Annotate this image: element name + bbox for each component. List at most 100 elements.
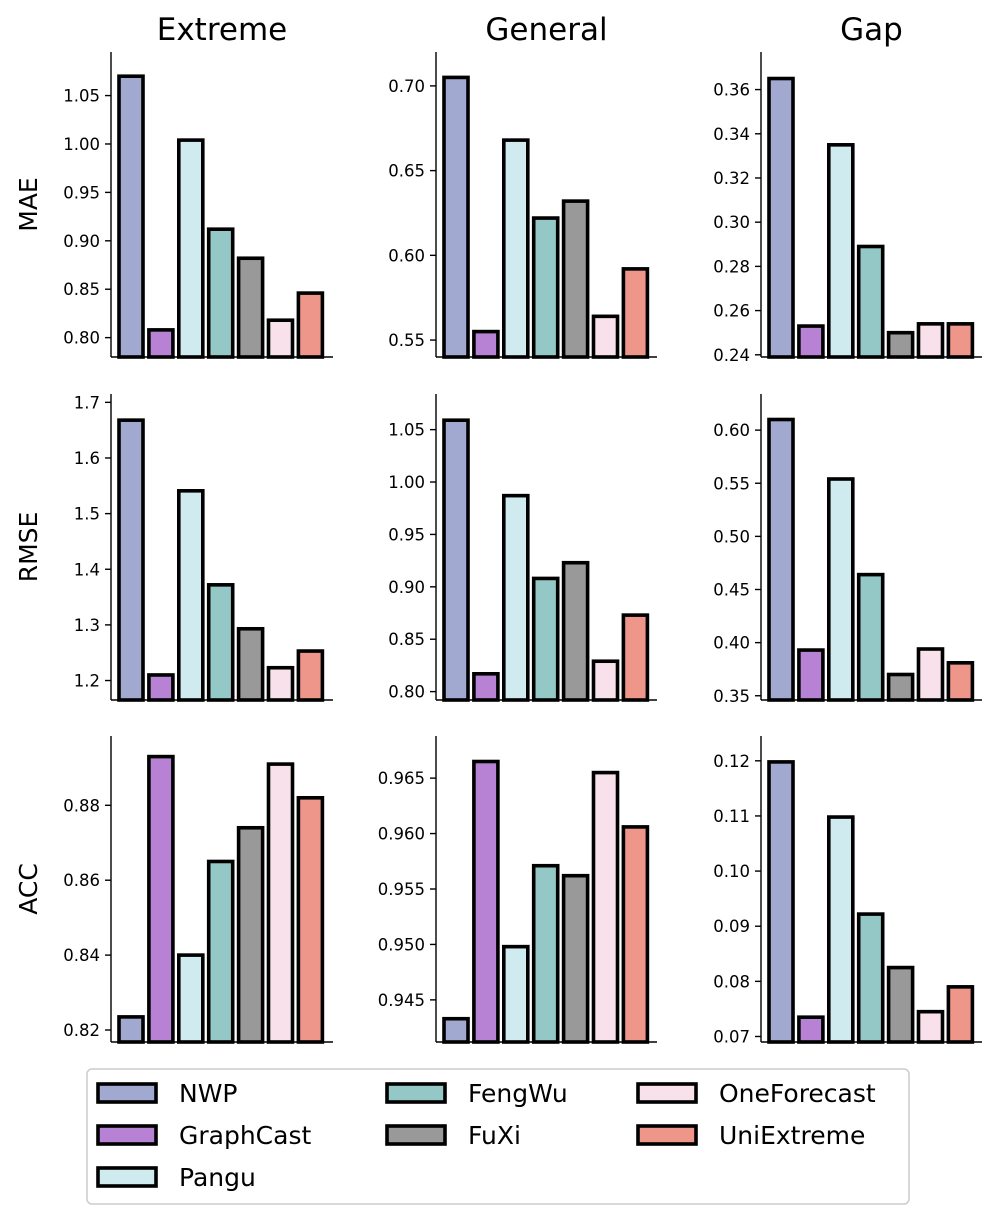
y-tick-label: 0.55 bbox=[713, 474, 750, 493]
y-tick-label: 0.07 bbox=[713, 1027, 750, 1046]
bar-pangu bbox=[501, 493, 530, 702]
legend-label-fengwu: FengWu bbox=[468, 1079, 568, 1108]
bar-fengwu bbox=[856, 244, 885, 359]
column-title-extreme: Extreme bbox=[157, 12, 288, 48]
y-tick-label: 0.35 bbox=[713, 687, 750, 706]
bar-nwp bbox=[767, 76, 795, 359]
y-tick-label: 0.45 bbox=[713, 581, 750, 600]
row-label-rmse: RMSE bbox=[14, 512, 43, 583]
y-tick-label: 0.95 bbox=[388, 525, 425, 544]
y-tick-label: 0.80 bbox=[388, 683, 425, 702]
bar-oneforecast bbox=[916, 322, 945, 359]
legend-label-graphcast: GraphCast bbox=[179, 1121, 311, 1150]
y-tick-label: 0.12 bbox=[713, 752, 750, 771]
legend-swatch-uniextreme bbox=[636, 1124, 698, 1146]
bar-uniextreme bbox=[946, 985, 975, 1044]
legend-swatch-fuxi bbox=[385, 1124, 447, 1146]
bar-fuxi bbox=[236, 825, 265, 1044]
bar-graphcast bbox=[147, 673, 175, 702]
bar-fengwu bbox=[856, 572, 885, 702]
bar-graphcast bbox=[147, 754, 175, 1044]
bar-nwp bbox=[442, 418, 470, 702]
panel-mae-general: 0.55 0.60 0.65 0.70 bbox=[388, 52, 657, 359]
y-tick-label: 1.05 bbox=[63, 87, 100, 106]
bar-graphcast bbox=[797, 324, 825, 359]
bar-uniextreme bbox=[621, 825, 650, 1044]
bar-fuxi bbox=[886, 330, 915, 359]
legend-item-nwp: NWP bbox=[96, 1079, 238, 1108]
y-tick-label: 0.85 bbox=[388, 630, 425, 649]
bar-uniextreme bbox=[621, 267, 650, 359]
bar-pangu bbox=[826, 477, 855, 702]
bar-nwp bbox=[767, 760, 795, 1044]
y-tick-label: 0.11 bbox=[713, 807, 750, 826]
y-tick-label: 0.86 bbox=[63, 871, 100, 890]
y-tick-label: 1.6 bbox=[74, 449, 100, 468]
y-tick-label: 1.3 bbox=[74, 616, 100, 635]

◇ ◇ ◇ ◇

Objective = How many lines in the records contain the string "uniextreme"? Case counts. Give only the number.

Written response = 4